>> BEGIN LISTED ENTRIES

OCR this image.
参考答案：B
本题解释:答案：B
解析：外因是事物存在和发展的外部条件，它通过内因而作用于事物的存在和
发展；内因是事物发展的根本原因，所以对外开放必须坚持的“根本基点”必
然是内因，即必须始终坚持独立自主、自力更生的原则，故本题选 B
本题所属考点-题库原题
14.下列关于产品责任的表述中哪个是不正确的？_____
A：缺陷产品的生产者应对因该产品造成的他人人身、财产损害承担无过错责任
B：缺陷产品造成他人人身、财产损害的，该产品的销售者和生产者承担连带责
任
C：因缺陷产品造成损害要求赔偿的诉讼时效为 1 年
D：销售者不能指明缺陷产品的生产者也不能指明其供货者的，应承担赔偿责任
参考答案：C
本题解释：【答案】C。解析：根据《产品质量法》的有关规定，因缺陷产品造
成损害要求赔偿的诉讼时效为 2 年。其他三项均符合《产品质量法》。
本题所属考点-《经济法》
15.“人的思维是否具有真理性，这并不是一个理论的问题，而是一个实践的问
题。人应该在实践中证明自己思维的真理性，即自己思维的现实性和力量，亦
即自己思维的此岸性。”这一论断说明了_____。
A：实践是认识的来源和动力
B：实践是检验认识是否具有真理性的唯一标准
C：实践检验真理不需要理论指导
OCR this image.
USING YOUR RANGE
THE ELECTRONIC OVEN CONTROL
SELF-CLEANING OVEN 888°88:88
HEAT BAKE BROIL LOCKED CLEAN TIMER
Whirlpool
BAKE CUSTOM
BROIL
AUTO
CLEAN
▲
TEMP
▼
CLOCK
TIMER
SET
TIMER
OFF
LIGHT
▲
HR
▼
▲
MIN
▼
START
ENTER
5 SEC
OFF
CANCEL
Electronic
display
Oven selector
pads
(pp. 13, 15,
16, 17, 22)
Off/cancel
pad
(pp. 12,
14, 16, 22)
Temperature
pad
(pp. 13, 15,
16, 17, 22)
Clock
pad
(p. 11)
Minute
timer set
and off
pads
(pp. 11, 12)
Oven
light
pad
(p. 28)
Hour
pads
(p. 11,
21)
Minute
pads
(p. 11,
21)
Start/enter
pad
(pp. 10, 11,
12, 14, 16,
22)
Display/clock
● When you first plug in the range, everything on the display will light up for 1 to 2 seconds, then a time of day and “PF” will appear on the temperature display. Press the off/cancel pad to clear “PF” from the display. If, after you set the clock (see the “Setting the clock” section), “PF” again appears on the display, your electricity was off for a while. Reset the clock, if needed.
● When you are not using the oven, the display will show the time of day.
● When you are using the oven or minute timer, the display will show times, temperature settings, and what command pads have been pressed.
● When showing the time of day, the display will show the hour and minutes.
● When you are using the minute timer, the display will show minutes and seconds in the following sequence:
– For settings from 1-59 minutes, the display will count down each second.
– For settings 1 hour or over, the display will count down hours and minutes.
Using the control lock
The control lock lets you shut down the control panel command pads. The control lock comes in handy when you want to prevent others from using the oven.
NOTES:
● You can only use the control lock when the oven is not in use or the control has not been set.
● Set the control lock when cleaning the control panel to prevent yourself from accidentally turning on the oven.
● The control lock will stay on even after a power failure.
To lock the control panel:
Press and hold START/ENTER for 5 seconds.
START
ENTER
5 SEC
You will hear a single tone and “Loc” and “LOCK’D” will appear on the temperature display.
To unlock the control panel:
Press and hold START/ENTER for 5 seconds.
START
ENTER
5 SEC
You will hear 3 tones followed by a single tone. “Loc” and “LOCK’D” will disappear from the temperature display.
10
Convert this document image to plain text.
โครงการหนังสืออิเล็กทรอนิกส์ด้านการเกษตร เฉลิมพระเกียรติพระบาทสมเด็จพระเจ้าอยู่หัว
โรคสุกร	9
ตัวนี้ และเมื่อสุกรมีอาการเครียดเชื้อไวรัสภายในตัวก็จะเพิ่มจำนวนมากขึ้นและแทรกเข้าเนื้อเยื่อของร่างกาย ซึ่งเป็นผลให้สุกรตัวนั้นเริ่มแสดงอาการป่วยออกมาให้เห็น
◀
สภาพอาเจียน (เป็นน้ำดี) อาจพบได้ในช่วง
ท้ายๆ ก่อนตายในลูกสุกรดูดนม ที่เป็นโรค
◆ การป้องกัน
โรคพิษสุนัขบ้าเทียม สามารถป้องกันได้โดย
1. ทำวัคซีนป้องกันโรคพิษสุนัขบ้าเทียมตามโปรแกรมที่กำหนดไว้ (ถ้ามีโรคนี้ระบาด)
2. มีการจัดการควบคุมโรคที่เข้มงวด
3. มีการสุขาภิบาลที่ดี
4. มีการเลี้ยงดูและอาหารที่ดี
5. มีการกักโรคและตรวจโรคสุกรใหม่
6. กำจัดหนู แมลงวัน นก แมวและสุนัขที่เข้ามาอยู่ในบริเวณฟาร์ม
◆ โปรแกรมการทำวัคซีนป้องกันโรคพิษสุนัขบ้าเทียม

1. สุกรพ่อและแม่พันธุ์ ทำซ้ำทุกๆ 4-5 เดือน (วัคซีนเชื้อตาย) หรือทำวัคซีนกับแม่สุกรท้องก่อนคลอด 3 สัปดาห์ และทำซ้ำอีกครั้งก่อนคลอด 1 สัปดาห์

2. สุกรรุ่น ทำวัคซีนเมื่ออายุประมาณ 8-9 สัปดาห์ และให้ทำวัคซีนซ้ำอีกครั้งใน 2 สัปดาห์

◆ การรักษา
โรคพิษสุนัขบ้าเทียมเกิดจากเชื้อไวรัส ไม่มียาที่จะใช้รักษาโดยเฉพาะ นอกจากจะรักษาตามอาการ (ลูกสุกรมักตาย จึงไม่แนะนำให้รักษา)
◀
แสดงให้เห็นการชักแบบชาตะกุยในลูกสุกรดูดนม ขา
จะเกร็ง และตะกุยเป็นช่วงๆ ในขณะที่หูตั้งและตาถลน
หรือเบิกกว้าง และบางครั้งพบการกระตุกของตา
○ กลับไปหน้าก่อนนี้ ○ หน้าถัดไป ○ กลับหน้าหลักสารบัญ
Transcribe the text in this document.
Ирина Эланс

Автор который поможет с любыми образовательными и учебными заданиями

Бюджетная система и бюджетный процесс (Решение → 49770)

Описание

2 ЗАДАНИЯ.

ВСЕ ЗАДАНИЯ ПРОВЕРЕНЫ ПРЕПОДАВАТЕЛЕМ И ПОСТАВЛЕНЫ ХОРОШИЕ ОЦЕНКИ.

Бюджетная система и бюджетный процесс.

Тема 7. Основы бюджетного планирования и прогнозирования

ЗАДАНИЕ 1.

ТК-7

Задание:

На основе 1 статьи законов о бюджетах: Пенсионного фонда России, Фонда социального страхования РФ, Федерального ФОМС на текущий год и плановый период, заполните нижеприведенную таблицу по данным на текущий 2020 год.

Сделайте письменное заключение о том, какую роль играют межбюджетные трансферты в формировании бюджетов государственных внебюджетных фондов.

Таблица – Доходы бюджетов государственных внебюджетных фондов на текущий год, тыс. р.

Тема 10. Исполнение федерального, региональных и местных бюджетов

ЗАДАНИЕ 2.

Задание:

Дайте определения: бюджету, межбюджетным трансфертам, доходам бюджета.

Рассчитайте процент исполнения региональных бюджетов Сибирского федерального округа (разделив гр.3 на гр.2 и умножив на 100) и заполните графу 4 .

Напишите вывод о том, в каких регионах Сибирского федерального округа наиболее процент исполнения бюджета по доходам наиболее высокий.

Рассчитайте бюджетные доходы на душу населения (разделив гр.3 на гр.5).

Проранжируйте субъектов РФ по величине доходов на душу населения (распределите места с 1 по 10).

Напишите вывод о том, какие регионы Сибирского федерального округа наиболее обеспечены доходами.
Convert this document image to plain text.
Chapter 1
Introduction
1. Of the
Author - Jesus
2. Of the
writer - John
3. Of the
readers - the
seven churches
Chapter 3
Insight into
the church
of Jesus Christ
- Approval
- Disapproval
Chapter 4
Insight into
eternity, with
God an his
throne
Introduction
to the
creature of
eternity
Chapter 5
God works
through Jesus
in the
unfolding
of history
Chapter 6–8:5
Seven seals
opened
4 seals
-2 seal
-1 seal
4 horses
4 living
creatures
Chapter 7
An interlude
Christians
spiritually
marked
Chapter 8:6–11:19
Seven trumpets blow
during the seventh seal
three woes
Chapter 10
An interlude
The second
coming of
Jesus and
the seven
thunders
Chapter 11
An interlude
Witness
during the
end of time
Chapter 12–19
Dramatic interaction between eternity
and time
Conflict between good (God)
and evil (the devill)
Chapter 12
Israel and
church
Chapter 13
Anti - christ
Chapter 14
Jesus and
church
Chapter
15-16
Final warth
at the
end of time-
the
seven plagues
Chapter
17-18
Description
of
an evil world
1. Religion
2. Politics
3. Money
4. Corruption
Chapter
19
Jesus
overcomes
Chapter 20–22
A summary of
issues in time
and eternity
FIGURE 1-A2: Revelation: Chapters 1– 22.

>> END LISTED ENTRIES

#### TASK OBJECTIVE:
Going through the entries above, tally each line that has the word "between". Answer with the number only.

#### SOLUTION BELOW:
2